Supplied entries
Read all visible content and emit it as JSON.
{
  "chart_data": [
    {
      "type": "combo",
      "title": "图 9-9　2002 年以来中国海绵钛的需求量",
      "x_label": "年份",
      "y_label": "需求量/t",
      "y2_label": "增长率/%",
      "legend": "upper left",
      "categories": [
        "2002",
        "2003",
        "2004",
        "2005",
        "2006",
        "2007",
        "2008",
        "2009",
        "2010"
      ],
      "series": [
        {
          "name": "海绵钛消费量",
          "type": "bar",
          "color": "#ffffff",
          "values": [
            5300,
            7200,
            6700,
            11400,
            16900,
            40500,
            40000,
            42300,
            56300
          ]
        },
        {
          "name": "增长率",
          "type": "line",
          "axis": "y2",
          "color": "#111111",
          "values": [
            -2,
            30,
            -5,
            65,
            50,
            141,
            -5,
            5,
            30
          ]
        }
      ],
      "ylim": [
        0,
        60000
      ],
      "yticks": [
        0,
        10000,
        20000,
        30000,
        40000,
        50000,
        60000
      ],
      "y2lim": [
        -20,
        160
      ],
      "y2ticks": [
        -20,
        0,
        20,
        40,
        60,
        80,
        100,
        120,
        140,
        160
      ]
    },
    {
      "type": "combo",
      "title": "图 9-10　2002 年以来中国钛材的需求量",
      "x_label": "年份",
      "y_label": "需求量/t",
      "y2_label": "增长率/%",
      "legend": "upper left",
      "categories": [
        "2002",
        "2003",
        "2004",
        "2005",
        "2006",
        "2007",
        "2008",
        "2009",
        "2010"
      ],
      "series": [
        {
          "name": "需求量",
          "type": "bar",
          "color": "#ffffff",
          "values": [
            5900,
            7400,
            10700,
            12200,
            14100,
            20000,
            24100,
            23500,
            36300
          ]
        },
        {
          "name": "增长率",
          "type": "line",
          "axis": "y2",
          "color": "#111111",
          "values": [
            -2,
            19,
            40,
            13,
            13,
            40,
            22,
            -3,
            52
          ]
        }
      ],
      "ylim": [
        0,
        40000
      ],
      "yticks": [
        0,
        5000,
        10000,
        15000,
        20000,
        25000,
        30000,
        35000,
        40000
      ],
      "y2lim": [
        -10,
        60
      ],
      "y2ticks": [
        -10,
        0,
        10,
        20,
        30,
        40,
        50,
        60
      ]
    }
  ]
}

Task goal
Word for word, write out the data.

Expected answer
Read all visible content and emit it as JSON.
{
  "chart_data": [
    {
      "type": "combo",
      "title": "图 9-9　2002 年以来中国海绵钛的需求量",
      "x_label": "年份",
      "y_label": "需求量/t",
      "y2_label": "增长率/%",
      "legend": "upper left",
      "categories": [
        "2002",
        "2003",
        "2004",
        "2005",
        "2006",
        "2007",
        "2008",
        "2009",
        "2010"
      ],
      "series": [
        {
          "name": "海绵钛消费量",
          "type": "bar",
          "color": "#ffffff",
          "values": [
            5300,
            7200,
            6700,
            11400,
            16900,
            40500,
            40000,
            42300,
            56300
          ]
        },
        {
          "name": "增长率",
          "type": "line",
          "axis": "y2",
          "color": "#111111",
          "values": [
            -2,
            30,
            -5,
            65,
            50,
            141,
            -5,
            5,
            30
          ]
        }
      ],
      "ylim": [
        0,
        60000
      ],
      "yticks": [
        0,
        10000,
        20000,
        30000,
        40000,
        50000,
        60000
      ],
      "y2lim": [
        -20,
        160
      ],
      "y2ticks": [
        -20,
        0,
        20,
        40,
        60,
        80,
        100,
        120,
        140,
        160
      ]
    },
    {
      "type": "combo",
      "title": "图 9-10　2002 年以来中国钛材的需求量",
      "x_label": "年份",
      "y_label": "需求量/t",
      "y2_label": "增长率/%",
      "legend": "upper left",
      "categories": [
        "2002",
        "2003",
        "2004",
        "2005",
        "2006",
        "2007",
        "2008",
        "2009",
        "2010"
      ],
      "series": [
        {
          "name": "需求量",
          "type": "bar",
          "color": "#ffffff",
          "values": [
            5900,
            7400,
            10700,
            12200,
            14100,
            20000,
            24100,
            23500,
            36300
          ]
        },
        {
          "name": "增长率",
          "type": "line",
          "axis": "y2",
          "color": "#111111",
          "values": [
            -2,
            19,
            40,
            13,
            13,
            40,
            22,
            -3,
            52
          ]
        }
      ],
      "ylim": [
        0,
        40000
      ],
      "yticks": [
        0,
        5000,
        10000,
        15000,
        20000,
        25000,
        30000,
        35000,
        40000
      ],
      "y2lim": [
        -10,
        60
      ],
      "y2ticks": [
        -10,
        0,
        10,
        20,
        30,
        40,
        50,
        60
      ]
    }
  ]
}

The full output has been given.